* _What you have to do_
Return all lines in the material below that contain "flesta".

* _Items_
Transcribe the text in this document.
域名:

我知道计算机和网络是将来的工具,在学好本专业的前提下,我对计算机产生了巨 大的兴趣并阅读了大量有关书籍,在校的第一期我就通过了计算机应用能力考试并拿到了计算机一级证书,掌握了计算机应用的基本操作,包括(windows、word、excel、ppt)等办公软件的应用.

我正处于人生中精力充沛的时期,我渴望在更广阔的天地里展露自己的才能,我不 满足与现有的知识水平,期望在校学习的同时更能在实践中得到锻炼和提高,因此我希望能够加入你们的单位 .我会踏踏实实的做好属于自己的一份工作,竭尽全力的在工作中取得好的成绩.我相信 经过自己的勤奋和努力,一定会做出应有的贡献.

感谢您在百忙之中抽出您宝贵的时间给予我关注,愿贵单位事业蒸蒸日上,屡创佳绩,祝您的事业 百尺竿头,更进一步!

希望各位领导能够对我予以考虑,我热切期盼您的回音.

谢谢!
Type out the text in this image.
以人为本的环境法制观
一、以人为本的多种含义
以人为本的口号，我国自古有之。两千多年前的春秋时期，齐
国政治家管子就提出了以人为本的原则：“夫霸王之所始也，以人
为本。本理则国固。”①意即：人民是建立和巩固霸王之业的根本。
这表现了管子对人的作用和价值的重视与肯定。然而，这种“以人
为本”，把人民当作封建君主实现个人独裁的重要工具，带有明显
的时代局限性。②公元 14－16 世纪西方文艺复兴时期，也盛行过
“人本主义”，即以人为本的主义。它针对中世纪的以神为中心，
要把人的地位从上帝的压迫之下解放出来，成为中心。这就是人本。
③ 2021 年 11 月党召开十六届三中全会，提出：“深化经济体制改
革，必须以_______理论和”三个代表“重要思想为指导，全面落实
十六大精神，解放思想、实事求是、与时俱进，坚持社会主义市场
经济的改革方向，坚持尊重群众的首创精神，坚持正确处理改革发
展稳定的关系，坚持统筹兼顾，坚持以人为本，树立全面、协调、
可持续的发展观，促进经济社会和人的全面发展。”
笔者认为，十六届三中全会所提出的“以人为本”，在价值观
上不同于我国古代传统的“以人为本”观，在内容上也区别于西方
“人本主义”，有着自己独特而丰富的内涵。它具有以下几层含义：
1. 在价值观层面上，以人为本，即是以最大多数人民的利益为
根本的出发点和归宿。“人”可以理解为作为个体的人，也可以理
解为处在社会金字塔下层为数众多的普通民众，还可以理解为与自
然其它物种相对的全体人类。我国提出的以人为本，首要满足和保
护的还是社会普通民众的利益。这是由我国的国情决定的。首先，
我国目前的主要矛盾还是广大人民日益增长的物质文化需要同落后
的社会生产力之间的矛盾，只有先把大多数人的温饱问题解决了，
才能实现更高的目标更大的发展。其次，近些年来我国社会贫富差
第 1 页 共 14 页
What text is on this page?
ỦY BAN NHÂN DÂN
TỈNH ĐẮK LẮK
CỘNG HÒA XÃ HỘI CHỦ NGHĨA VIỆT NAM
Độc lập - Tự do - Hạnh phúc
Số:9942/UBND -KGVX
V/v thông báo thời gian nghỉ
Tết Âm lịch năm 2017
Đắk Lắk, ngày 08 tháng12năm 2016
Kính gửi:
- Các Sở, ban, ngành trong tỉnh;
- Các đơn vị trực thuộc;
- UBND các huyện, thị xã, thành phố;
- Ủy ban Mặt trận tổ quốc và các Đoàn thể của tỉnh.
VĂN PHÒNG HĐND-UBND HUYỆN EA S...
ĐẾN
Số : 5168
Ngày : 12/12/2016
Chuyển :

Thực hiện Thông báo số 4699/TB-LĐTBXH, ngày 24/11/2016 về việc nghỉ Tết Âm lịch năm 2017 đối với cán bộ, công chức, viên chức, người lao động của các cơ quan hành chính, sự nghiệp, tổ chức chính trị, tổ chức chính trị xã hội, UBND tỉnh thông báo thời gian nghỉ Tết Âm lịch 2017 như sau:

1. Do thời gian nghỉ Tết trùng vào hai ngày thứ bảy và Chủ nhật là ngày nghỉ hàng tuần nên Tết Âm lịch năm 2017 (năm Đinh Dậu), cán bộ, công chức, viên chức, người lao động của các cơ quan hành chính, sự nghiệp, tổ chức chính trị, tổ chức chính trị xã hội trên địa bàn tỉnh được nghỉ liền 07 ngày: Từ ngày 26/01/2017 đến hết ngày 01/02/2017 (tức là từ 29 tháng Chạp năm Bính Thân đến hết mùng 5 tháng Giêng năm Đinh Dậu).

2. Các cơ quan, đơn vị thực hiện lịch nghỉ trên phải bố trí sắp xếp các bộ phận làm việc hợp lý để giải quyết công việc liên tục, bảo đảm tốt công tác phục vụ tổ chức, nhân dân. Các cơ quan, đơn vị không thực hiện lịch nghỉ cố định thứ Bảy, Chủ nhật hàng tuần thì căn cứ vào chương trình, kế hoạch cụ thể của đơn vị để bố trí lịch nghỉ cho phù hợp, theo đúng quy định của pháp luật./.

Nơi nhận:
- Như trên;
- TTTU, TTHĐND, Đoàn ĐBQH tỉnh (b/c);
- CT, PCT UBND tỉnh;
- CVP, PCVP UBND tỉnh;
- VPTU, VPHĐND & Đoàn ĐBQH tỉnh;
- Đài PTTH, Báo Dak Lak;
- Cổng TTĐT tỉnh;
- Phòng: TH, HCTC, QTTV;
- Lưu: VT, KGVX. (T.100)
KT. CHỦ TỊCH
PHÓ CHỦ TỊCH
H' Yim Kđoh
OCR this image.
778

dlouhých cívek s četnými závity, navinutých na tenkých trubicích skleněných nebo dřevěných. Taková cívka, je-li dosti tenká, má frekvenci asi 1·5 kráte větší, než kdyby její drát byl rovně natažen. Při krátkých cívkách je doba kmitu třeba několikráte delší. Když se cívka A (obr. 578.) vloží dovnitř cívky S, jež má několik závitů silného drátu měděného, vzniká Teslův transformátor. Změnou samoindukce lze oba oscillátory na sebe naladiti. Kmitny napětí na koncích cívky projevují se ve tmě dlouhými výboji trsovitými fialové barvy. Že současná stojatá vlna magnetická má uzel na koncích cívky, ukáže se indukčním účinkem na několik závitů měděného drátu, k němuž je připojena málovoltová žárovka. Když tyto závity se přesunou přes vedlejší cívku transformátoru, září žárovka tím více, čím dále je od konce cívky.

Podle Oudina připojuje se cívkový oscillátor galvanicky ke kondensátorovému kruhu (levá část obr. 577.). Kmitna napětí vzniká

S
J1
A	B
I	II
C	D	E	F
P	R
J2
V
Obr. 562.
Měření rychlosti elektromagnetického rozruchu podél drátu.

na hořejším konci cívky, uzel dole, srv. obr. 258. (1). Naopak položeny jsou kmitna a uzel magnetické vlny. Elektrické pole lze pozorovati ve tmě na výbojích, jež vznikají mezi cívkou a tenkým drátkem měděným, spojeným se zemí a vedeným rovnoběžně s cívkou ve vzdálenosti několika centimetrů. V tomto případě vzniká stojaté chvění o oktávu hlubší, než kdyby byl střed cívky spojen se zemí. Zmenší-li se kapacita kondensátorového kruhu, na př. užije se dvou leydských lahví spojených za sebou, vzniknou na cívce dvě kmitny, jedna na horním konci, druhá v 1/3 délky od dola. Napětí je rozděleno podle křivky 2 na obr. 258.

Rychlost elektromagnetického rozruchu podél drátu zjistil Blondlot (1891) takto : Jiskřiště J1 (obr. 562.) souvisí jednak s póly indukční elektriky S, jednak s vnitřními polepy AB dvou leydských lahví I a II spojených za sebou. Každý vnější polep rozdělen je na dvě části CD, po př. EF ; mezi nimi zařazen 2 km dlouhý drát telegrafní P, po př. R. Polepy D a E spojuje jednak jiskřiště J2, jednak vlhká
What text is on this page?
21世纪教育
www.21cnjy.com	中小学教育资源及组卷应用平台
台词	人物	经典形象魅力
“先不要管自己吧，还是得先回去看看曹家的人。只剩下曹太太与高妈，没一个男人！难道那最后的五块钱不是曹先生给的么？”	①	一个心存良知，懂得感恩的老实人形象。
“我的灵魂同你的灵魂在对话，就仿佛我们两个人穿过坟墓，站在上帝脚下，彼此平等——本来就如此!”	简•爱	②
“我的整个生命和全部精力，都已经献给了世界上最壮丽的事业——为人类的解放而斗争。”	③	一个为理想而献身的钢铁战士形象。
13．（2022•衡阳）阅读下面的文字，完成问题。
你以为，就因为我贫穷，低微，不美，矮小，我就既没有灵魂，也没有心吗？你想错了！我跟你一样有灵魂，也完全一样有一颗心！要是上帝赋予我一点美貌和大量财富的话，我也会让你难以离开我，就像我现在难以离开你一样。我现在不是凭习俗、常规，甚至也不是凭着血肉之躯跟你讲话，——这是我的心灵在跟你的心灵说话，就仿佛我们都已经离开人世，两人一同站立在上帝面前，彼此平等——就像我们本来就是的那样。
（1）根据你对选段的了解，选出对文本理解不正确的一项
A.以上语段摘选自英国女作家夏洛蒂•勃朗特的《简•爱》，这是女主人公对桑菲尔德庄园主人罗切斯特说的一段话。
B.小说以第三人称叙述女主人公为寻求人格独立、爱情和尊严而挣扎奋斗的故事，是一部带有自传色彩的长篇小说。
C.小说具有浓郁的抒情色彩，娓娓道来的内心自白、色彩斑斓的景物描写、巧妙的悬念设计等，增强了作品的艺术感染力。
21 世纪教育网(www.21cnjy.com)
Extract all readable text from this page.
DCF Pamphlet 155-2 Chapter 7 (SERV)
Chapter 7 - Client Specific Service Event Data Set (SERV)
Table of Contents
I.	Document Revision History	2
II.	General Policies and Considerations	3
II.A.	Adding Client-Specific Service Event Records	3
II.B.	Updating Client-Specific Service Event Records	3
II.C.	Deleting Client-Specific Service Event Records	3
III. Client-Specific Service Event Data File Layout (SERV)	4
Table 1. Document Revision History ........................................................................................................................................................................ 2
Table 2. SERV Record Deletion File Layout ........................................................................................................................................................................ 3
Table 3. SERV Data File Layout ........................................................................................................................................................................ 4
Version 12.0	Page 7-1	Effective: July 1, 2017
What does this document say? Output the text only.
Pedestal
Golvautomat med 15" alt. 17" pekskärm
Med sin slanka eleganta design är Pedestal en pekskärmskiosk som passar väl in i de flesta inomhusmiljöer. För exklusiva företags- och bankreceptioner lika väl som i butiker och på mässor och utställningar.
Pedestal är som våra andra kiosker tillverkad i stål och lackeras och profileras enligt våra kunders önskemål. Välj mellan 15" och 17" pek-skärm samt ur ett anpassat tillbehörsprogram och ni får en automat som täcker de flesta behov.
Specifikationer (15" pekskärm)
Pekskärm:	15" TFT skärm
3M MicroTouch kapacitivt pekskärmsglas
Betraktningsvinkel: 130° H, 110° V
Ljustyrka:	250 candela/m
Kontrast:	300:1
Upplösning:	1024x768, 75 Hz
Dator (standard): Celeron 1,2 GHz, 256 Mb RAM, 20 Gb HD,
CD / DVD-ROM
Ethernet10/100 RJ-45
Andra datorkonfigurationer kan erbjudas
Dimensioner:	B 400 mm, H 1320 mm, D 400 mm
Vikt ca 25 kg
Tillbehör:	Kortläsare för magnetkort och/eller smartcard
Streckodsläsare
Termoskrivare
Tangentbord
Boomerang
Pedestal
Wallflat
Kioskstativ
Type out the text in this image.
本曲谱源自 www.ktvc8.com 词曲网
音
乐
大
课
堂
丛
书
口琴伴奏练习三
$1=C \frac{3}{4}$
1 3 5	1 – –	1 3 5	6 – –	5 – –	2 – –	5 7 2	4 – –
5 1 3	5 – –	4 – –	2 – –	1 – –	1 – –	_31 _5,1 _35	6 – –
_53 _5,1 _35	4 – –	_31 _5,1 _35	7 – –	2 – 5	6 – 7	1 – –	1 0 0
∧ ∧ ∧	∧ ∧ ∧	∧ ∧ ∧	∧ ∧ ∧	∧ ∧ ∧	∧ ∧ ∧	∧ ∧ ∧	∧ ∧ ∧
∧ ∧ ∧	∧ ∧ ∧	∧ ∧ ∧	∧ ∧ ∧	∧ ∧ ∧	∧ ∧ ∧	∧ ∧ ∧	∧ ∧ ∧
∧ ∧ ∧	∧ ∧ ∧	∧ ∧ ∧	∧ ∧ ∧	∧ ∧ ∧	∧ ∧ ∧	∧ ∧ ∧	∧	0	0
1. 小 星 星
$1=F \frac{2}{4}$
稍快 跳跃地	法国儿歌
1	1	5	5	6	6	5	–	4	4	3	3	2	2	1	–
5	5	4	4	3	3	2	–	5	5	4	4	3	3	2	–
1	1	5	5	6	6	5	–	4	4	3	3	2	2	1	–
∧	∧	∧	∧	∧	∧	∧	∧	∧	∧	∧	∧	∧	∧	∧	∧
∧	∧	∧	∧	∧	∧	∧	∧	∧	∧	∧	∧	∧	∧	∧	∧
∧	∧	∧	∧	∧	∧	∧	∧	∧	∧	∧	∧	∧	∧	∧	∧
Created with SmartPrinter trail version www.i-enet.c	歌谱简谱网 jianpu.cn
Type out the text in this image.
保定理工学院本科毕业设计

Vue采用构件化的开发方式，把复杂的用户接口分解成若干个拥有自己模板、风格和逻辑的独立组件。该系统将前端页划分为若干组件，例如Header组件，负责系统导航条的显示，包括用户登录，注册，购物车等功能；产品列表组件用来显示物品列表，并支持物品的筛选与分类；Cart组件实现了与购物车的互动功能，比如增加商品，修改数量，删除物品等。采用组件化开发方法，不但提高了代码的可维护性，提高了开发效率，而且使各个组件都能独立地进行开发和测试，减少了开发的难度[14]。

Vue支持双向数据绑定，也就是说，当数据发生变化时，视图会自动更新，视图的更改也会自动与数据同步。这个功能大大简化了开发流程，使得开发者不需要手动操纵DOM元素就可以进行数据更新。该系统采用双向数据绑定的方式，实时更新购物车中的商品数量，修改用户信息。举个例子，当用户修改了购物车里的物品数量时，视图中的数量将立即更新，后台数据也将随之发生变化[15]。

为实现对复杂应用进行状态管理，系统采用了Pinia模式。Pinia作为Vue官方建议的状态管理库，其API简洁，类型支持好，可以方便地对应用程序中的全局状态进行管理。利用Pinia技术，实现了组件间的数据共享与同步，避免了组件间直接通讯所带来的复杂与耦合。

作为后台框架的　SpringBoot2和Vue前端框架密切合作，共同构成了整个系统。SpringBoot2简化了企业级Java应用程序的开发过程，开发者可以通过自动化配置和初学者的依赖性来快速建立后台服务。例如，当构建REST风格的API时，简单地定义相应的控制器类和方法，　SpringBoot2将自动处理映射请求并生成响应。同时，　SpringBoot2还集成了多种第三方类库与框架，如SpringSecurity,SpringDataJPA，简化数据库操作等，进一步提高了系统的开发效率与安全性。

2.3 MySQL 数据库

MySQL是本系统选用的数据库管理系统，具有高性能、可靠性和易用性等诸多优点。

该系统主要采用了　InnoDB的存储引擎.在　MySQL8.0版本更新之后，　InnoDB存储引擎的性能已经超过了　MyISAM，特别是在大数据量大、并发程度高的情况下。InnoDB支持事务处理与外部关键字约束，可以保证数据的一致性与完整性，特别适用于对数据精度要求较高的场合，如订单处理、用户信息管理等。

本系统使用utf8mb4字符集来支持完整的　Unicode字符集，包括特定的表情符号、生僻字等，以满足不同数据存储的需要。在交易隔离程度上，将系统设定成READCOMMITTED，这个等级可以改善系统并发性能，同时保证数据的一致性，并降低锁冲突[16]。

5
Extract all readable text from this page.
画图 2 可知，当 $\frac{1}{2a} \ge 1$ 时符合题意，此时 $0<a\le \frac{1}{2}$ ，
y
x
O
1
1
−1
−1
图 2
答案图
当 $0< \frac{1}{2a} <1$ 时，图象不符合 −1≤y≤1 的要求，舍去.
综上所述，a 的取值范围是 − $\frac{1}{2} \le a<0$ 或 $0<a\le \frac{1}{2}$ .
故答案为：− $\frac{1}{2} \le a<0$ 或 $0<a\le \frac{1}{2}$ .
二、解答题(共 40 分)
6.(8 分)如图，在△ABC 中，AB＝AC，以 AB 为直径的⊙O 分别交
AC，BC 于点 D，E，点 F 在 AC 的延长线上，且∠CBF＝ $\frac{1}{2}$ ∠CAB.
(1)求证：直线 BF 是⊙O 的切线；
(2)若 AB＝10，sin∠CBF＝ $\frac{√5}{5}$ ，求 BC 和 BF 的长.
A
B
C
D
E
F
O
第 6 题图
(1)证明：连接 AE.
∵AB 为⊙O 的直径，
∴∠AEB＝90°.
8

* _Solution to this problem_
Med sin slanka eleganta design är Pedestal en pekskärmskiosk som passar väl in i de flesta inomhusmiljöer. För exklusiva företags- och bankreceptioner lika väl som i butiker och på mässor och utställningar.
Pedestal är som våra andra kiosker tillverkad i stål och lackeras och profileras enligt våra kunders önskemål. Välj mellan 15" och 17" pek-skärm samt ur ett anpassat tillbehörsprogram och ni får en automat som täcker de flesta behov.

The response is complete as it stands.